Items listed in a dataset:

• • • • •

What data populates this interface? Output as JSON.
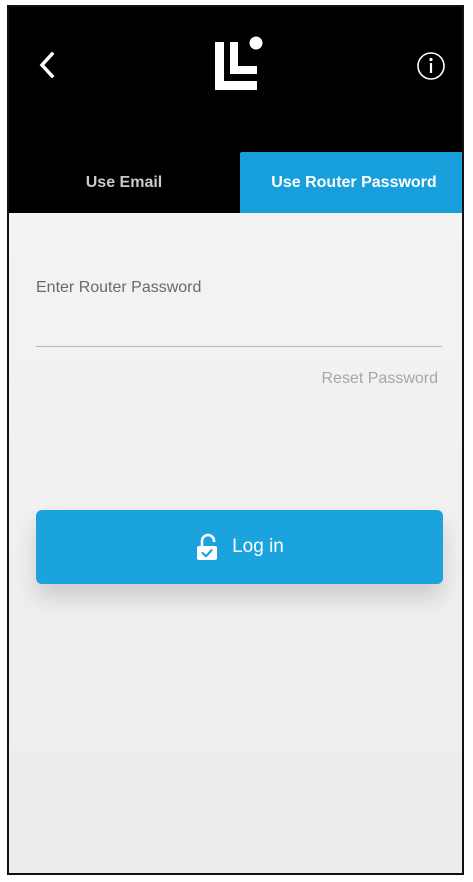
{
  "header": {
    "back_icon": "chevron-left-icon",
    "logo_icon": "linksys-logo-icon",
    "info_icon": "info-icon"
  },
  "tabs": [
    {
      "label": "Use Email",
      "active": false
    },
    {
      "label": "Use Router Password",
      "active": true
    }
  ],
  "form": {
    "field_label": "Enter Router Password",
    "password_value": "",
    "reset_link": "Reset Password",
    "login_label": "Log in",
    "login_icon": "unlocked-padlock-icon"
  },
  "colors": {
    "header_bg": "#000000",
    "accent": "#169fdb",
    "form_bg": "#eeeeee",
    "label_gray": "#6a6a6a",
    "link_gray": "#a6a6a6"
  }
}
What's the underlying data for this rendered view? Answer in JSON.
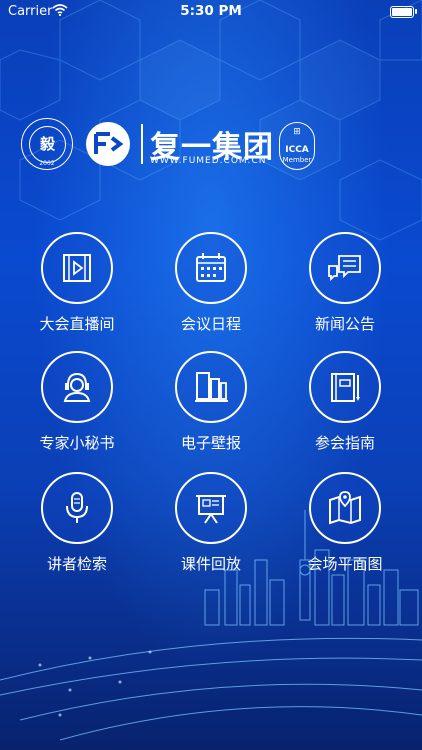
{
  "status_bar": {
    "carrier": "Carrier",
    "time": "5:30 PM"
  },
  "header": {
    "seal_char": "毅",
    "seal_year": "2002",
    "brand_name": "复一集团",
    "brand_url": "WWW.FUMED.COM.CN",
    "icca_line1": "ICCA",
    "icca_line2": "Member"
  },
  "menu": [
    {
      "label": "大会直播间",
      "icon": "video-icon"
    },
    {
      "label": "会议日程",
      "icon": "calendar-icon"
    },
    {
      "label": "新闻公告",
      "icon": "chat-bubbles-icon"
    },
    {
      "label": "专家小秘书",
      "icon": "headset-person-icon"
    },
    {
      "label": "电子壁报",
      "icon": "display-boards-icon"
    },
    {
      "label": "参会指南",
      "icon": "guide-book-icon"
    },
    {
      "label": "讲者检索",
      "icon": "microphone-icon"
    },
    {
      "label": "课件回放",
      "icon": "presentation-icon"
    },
    {
      "label": "会场平面图",
      "icon": "map-pin-icon"
    }
  ],
  "colors": {
    "background": "#0a44c4",
    "accent": "#ffffff"
  }
}
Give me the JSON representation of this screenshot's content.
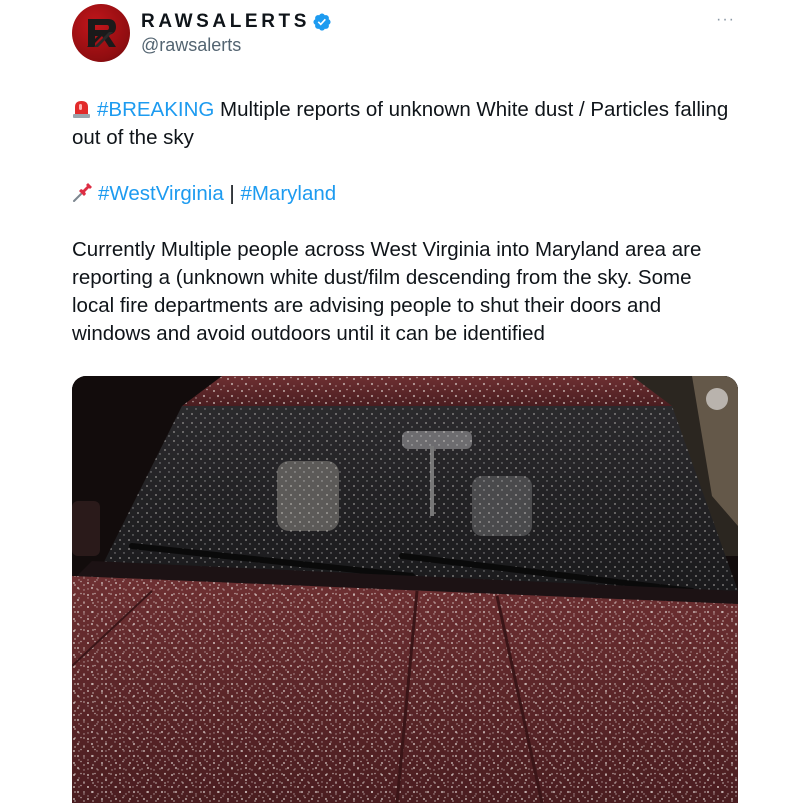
{
  "account": {
    "display_name": "RAWSALERTS",
    "handle": "@rawsalerts",
    "verified": true
  },
  "menu": {
    "more_label": "···"
  },
  "post": {
    "breaking_tag": "#BREAKING",
    "breaking_text": " Multiple reports of unknown White dust / Particles falling out of the sky",
    "tag_wv": "#WestVirginia",
    "tag_separator": " | ",
    "tag_md": "#Maryland",
    "body": "Currently Multiple people across West Virginia into Maryland area are reporting a (unknown white dust/film descending from the sky. Some local fire departments are advising people to shut their doors and windows and avoid outdoors until it can be identified"
  },
  "icons": {
    "siren": "police-siren-emoji",
    "pin": "pushpin-emoji",
    "verified": "verified-badge-icon",
    "media_overlay": "image-alt-icon"
  },
  "colors": {
    "link": "#1d9bf0",
    "text": "#0f1419",
    "secondary": "#536471",
    "avatar": "#a8121a"
  }
}
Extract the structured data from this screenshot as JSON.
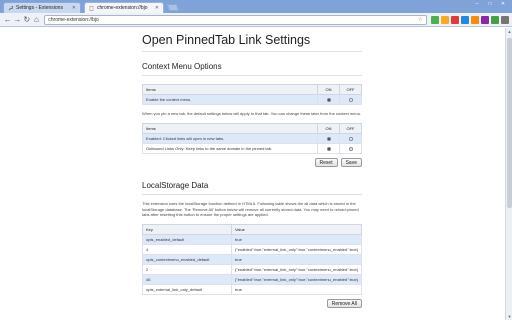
{
  "browser": {
    "tabs": [
      {
        "label": "Settings - Extensions",
        "active": false
      },
      {
        "label": "chrome-extension://bjo",
        "active": true
      }
    ],
    "address": "chrome-extension://bjo",
    "window_controls": [
      "–",
      "□",
      "✕"
    ]
  },
  "page": {
    "title": "Open PinnedTab Link Settings",
    "context_menu": {
      "heading": "Context Menu Options",
      "table": {
        "headers": [
          "Items",
          "ON",
          "OFF"
        ],
        "rows": [
          {
            "label": "Enable the context menu.",
            "on": true
          }
        ]
      },
      "description": "When you pin a new tab, the default settings below will apply to that tab. You can change these later from the context menu.",
      "table2": {
        "headers": [
          "Items",
          "ON",
          "OFF"
        ],
        "rows": [
          {
            "label": "Enabled: Clicked links will open in new tabs.",
            "on": true
          },
          {
            "label": "Outbound Links Only: Keep links to the same domain in the pinned tab.",
            "on": true
          }
        ]
      },
      "reset_label": "Reset",
      "save_label": "Save"
    },
    "local_storage": {
      "heading": "LocalStorage Data",
      "description": "This extension uses the localStorage function defined in HTML5. Following table shows the all data which is stored in the localStorage database. The 'Remove All' button below will remove all currently stored data. You may need to reload pinned tabs after resetting this button to ensure the proper settings are applied.",
      "headers": [
        "Key",
        "Value"
      ],
      "rows": [
        {
          "key": "opts_enabled_default",
          "value": "true"
        },
        {
          "key": "4",
          "value": "{\"enabled\":true,\"external_link_only\":true,\"contextmenu_enabled\":true}"
        },
        {
          "key": "opts_contextmenu_enabled_default",
          "value": "true"
        },
        {
          "key": "2",
          "value": "{\"enabled\":true,\"external_link_only\":true,\"contextmenu_enabled\":true}"
        },
        {
          "key": "46",
          "value": "{\"enabled\":true,\"external_link_only\":true,\"contextmenu_enabled\":true}"
        },
        {
          "key": "opts_external_link_only_default",
          "value": "true"
        }
      ],
      "remove_all_label": "Remove All"
    }
  },
  "colors": {
    "tab_strip": "#7fa3d9",
    "highlight_row": "#dde8f8"
  }
}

• • • • •

_Work to complete_: Give nothing but the count of lines in the listing above that hold the string "dust".

_Written solution_: 2